- _Saved data entries_
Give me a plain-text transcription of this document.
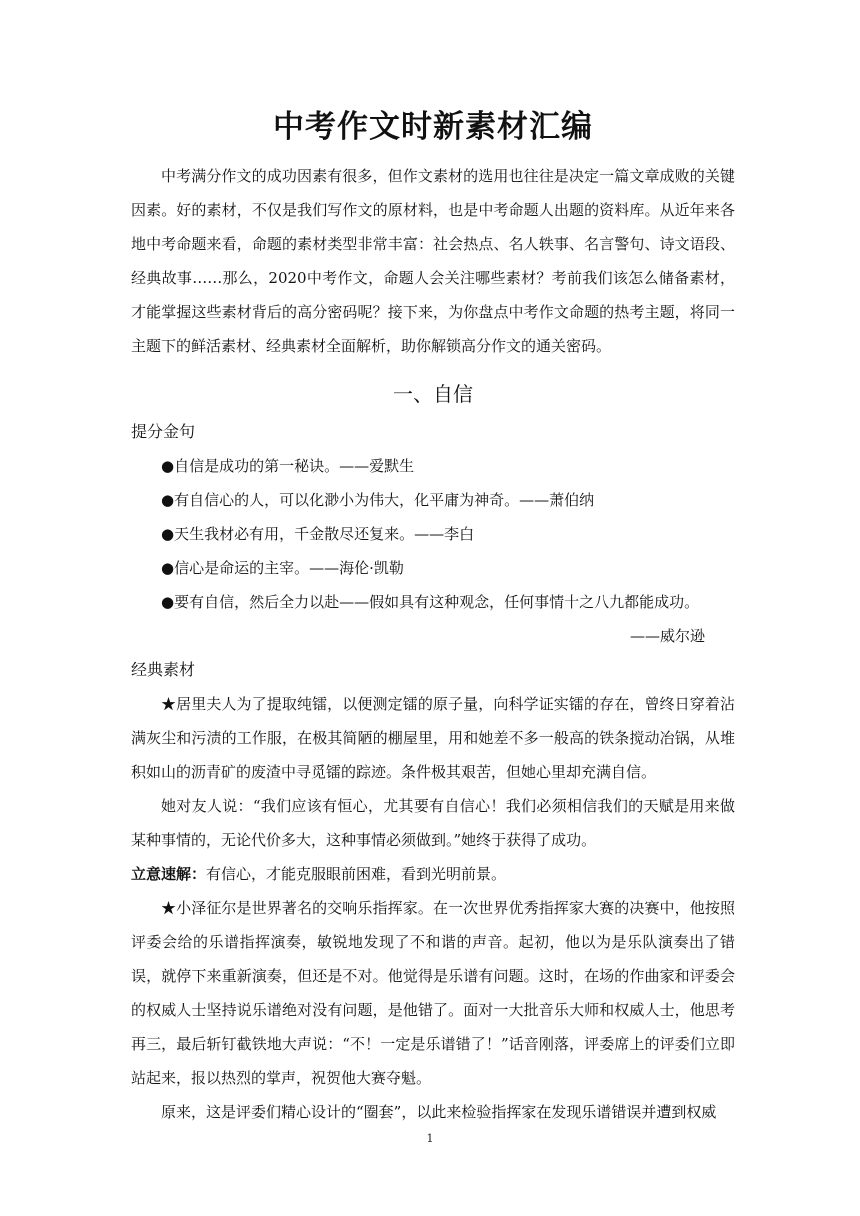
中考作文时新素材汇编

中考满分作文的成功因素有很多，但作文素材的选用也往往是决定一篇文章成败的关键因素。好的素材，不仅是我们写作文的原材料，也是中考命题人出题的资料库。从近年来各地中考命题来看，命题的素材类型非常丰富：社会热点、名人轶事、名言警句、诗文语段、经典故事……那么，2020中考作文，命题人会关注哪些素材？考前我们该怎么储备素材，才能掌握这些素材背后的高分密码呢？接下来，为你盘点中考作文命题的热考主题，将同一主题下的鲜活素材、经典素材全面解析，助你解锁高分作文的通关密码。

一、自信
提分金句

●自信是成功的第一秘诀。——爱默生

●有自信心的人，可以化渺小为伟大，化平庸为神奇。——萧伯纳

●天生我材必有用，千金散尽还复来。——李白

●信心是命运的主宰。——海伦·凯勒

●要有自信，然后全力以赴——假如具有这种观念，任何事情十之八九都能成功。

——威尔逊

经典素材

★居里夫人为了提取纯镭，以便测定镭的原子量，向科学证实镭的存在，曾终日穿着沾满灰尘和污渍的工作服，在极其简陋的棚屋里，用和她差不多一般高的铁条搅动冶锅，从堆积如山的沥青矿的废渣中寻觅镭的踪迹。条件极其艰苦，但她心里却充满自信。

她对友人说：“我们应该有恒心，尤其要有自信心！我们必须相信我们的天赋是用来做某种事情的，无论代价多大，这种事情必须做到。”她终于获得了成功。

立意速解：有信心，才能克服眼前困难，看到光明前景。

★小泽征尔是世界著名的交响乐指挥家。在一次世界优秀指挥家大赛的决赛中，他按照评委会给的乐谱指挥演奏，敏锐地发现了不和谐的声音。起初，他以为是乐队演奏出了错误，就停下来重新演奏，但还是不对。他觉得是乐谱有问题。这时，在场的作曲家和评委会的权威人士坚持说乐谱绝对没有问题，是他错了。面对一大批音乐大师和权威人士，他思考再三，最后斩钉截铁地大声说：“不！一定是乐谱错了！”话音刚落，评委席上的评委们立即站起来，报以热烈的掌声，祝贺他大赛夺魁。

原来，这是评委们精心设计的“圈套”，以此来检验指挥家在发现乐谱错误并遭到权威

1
--
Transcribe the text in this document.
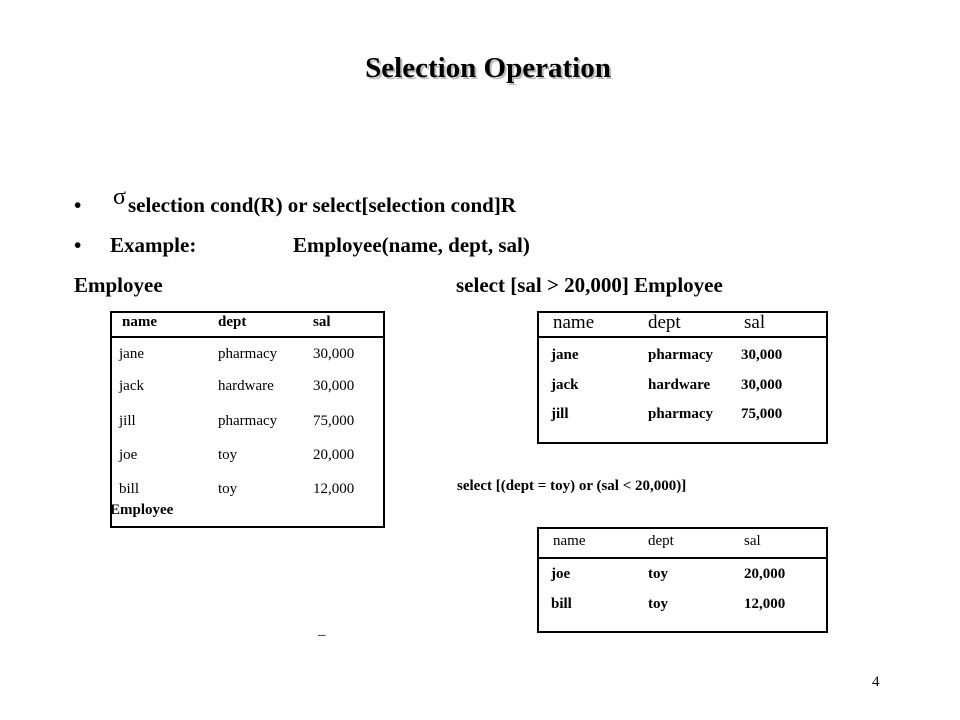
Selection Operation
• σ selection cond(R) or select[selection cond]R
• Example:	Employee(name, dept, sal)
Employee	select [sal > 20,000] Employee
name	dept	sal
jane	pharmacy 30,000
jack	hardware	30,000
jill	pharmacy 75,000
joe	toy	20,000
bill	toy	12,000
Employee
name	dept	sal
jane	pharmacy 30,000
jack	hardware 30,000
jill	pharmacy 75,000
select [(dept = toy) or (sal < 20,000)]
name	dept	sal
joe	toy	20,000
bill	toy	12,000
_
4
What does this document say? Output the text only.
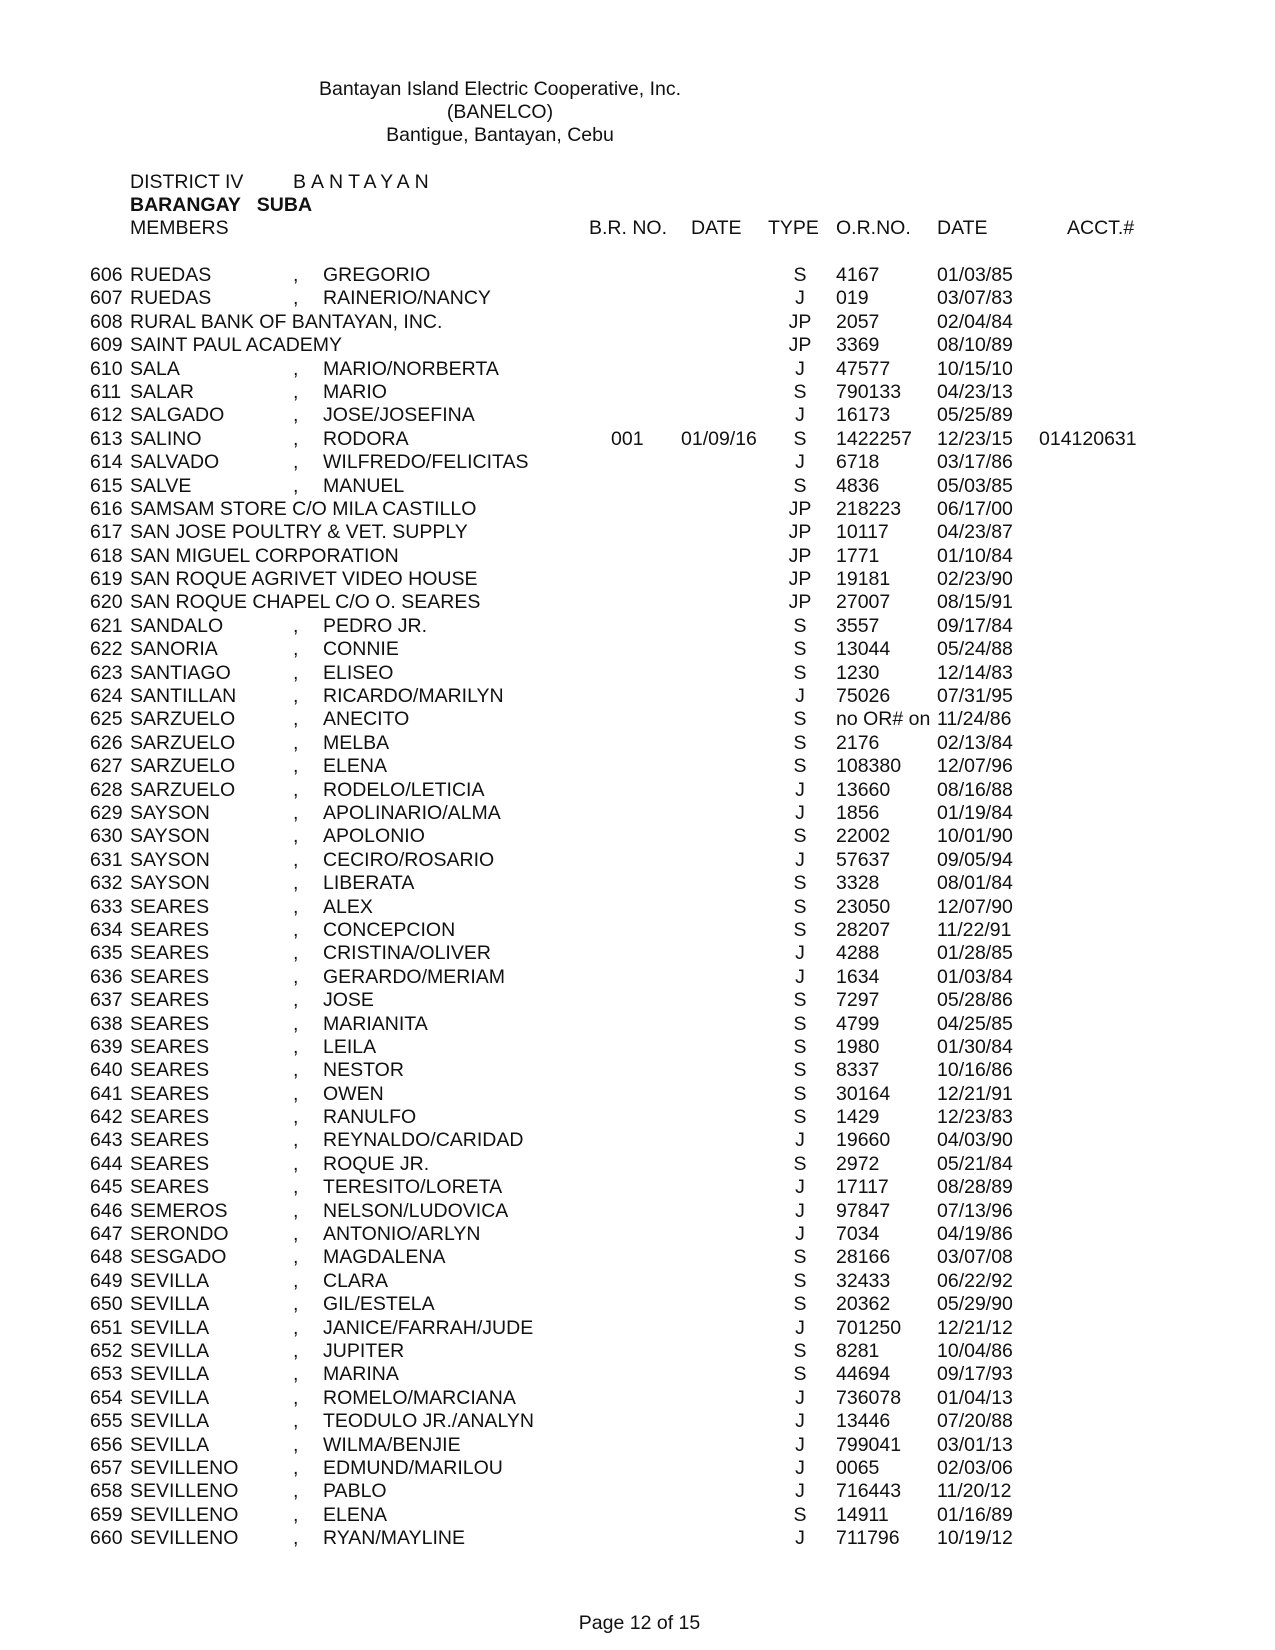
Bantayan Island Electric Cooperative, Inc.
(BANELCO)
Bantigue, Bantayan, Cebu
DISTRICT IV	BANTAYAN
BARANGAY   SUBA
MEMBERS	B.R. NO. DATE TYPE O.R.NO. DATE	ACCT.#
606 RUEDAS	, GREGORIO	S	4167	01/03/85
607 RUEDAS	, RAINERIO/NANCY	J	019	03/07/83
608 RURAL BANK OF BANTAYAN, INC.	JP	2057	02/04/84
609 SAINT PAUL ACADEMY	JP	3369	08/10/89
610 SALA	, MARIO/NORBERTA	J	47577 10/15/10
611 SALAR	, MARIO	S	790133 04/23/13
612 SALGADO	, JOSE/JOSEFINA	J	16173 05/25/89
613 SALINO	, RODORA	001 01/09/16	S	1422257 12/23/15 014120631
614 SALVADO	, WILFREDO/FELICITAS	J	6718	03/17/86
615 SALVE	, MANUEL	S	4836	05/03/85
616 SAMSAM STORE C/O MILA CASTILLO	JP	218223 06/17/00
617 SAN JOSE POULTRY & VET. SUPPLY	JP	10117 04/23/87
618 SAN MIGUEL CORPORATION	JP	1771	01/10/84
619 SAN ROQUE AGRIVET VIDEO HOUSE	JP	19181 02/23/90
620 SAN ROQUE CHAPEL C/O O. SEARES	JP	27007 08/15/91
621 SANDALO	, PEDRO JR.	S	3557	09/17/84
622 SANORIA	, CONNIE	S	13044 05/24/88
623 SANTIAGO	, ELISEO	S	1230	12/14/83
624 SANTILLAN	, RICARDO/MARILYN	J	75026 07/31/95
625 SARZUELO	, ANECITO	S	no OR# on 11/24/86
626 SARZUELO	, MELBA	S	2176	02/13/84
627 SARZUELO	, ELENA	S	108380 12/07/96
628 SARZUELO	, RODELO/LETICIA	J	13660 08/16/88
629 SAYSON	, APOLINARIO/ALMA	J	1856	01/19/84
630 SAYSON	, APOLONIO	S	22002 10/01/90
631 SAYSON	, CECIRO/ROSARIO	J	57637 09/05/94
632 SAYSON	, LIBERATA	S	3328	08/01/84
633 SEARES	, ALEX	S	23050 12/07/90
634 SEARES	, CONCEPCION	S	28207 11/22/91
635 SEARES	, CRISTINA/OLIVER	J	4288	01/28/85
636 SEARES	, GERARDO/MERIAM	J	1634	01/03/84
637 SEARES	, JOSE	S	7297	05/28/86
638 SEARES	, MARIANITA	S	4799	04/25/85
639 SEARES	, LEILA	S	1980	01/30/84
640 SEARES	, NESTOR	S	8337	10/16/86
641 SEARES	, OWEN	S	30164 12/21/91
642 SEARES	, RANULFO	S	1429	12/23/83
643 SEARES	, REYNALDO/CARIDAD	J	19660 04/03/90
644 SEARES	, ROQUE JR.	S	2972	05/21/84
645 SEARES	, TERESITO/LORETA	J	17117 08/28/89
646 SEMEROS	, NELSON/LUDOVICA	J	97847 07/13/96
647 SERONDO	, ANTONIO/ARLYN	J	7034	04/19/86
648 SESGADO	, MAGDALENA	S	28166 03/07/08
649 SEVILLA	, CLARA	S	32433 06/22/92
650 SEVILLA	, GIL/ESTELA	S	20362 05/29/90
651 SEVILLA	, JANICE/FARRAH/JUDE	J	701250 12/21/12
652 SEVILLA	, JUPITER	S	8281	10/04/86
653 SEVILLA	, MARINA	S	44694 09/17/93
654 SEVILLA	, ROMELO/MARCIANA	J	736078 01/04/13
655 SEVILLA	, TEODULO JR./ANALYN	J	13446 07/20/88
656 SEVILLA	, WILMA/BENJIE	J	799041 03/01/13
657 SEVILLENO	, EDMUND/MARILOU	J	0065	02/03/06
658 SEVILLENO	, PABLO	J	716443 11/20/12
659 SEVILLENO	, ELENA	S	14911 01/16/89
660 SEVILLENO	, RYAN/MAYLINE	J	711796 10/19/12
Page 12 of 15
---
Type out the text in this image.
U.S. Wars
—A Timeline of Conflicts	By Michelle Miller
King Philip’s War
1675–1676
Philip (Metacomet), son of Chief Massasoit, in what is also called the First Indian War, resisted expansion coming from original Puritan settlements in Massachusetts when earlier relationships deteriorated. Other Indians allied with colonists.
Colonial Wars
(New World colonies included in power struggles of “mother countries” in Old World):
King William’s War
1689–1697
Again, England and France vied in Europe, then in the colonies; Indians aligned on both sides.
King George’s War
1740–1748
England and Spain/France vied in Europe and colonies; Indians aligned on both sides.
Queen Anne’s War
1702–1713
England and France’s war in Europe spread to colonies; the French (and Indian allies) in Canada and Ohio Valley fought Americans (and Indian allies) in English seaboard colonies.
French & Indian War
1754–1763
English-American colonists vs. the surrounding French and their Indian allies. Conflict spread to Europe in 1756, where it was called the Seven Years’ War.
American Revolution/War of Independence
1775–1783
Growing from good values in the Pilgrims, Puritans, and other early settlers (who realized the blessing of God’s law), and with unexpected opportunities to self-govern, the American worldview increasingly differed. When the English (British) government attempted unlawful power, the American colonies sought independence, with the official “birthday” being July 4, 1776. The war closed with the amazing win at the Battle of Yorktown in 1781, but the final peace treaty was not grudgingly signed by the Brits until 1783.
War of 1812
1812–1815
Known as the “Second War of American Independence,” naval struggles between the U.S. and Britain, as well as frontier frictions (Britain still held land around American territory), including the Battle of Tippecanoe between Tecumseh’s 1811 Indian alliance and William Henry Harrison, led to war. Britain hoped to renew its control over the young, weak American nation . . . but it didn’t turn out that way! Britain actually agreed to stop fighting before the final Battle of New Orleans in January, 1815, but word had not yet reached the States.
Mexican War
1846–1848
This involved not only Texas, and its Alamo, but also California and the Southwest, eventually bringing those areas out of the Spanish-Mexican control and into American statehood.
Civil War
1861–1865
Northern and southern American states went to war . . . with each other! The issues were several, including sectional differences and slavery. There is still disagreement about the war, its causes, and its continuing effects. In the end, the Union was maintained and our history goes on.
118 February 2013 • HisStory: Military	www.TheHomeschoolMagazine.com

- _Task directions_
Scan the material for lines with the word "hardware", and copy each line you find.

- _Answer_
jack	hardware	30,000
jack	hardware 30,000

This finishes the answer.